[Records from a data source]
-- START --

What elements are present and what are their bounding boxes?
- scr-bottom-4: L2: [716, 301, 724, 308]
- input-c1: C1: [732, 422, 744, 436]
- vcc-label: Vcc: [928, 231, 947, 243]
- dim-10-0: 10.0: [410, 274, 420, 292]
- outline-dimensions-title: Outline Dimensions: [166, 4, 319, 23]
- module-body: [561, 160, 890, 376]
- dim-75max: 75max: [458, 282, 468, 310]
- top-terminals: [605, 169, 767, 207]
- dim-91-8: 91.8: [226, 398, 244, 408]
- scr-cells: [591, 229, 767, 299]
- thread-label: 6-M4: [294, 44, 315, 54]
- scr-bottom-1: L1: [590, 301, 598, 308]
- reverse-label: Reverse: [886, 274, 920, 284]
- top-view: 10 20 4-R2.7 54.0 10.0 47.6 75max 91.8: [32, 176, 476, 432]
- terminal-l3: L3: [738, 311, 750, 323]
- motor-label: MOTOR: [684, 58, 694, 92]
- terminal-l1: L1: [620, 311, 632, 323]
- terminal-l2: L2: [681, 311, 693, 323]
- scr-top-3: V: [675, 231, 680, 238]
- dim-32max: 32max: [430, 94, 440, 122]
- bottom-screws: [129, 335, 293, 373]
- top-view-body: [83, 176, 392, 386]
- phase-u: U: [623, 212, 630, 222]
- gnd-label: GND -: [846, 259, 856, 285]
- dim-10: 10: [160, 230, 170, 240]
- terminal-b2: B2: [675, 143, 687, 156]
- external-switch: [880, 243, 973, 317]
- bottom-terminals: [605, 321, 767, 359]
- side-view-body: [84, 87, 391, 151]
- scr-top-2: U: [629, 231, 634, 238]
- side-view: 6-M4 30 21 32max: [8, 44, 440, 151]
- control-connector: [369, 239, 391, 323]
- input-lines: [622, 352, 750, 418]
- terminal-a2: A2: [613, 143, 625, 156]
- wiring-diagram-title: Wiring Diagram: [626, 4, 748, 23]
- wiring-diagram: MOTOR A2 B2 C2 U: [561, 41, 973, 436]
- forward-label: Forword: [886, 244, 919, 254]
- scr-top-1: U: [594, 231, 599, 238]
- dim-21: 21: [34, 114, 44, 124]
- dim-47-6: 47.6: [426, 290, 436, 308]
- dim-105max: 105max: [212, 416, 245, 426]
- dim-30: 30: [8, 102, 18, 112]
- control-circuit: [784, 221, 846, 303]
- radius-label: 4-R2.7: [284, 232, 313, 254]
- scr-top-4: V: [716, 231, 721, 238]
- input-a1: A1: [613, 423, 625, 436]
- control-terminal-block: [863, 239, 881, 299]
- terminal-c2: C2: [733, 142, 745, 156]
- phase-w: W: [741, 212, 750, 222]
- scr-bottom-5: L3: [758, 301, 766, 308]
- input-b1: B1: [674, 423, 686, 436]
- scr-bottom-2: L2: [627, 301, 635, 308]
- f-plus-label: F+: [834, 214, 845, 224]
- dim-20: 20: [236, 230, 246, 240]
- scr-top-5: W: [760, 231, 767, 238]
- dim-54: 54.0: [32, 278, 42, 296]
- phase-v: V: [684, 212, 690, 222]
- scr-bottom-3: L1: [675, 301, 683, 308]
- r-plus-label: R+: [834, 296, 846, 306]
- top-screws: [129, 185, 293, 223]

-- END --
-- START --

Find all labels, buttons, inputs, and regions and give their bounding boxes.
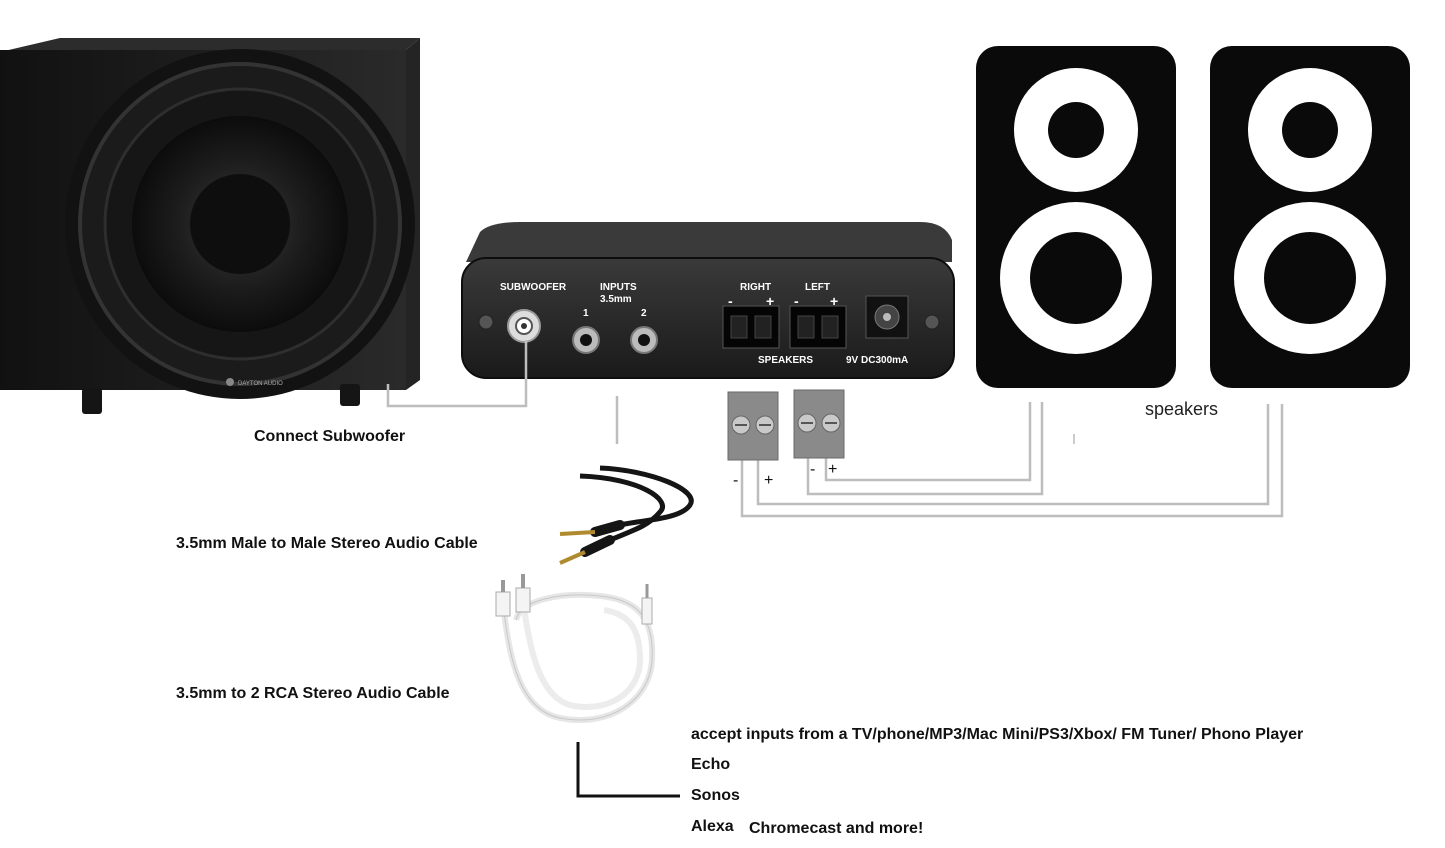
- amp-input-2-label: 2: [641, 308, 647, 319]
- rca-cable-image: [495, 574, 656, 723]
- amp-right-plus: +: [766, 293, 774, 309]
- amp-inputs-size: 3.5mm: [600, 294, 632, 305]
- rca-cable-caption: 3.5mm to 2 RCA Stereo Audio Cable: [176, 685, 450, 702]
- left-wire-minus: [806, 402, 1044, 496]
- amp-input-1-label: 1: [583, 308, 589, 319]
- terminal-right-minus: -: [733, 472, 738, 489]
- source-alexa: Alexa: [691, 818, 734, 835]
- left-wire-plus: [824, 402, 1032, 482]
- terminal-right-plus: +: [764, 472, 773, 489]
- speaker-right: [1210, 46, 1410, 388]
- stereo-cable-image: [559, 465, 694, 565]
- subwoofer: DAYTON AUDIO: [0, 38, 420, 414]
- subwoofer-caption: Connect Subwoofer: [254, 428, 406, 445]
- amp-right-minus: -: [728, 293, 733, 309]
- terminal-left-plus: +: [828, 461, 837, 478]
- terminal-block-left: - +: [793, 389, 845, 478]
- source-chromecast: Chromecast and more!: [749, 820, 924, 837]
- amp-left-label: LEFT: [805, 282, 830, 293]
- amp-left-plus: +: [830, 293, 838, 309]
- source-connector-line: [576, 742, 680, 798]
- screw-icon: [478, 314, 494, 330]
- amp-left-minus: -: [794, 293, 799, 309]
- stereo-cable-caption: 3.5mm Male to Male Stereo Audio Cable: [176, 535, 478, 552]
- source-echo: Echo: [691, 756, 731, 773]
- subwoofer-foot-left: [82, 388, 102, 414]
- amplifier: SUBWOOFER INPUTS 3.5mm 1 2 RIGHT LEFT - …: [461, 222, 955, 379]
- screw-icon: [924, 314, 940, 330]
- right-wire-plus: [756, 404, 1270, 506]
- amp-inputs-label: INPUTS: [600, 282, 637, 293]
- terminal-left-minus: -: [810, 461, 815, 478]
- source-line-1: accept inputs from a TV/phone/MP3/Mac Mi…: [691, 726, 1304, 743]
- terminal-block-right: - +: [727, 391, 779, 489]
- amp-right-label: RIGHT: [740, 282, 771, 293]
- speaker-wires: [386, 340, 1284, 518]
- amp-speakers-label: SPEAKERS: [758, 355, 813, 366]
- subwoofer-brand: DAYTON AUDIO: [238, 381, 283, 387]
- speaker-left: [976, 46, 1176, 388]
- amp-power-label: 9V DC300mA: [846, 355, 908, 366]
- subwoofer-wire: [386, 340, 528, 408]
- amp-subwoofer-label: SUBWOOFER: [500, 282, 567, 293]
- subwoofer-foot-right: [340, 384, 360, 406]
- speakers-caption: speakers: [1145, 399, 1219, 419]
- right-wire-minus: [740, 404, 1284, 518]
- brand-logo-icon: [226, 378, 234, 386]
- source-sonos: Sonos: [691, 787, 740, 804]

-- END --
-- START --

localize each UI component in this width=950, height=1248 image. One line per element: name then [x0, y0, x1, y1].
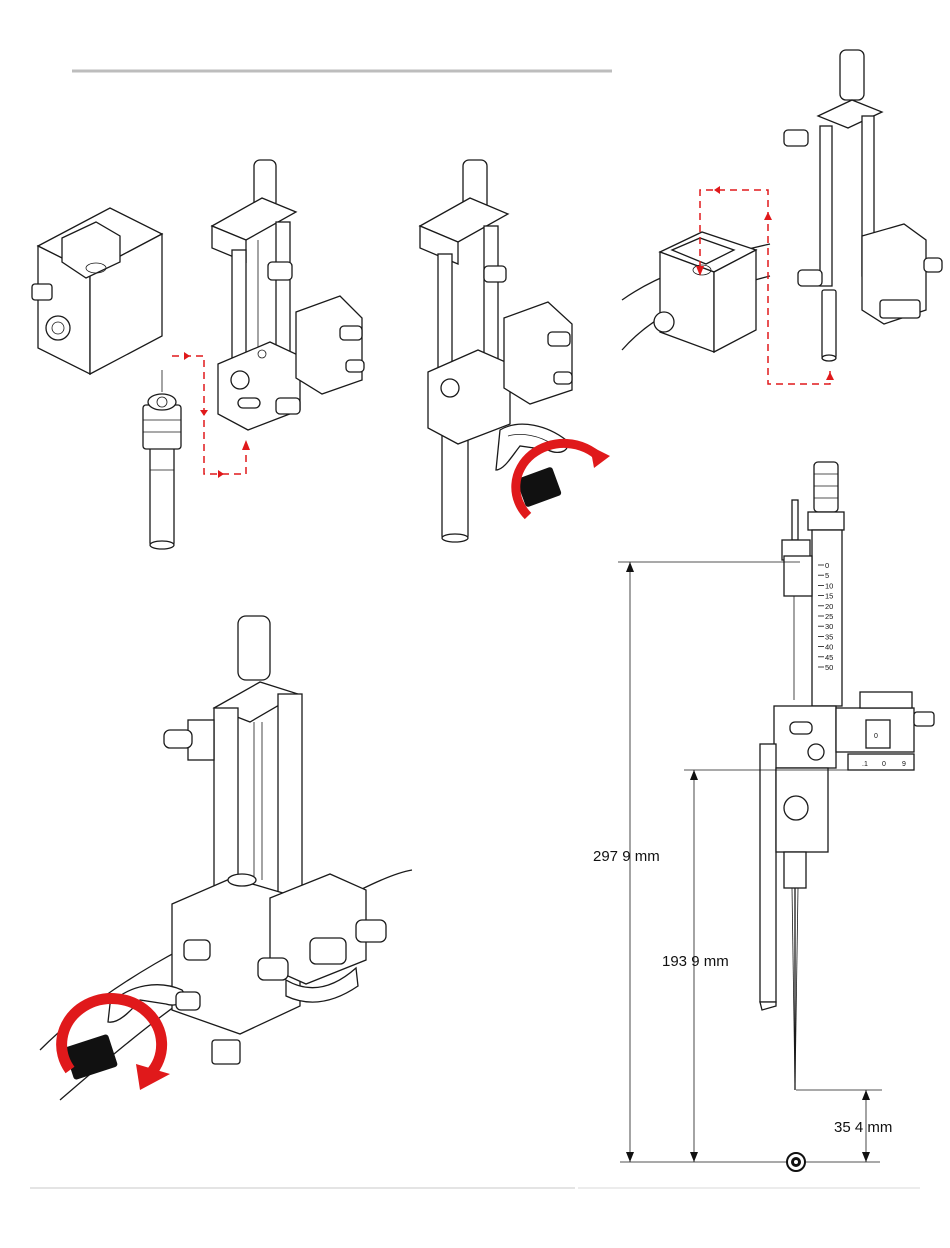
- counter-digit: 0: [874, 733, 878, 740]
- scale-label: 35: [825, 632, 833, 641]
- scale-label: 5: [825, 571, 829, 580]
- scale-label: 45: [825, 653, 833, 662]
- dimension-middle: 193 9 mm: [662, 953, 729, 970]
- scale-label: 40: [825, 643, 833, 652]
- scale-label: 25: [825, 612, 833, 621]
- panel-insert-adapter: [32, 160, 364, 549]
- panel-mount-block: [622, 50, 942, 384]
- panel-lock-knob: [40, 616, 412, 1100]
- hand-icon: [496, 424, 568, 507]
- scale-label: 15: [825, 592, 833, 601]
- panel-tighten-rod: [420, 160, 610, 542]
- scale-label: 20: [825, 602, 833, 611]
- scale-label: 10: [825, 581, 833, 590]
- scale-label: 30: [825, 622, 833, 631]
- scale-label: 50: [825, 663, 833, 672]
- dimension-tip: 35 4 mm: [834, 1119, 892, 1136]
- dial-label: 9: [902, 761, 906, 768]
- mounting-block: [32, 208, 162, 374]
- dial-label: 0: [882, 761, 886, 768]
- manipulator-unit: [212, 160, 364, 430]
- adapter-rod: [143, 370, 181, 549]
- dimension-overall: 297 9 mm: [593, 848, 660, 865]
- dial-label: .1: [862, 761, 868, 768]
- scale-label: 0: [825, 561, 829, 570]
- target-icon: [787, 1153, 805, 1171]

-- END --

To be done »
Return each line of the items above that contains the word "diagram". Case counts.

Output for this task »
- wiring-diagram-title: Wiring Diagram: [626, 4, 748, 23]
- wiring-diagram: MOTOR A2 B2 C2 U: [561, 41, 973, 436]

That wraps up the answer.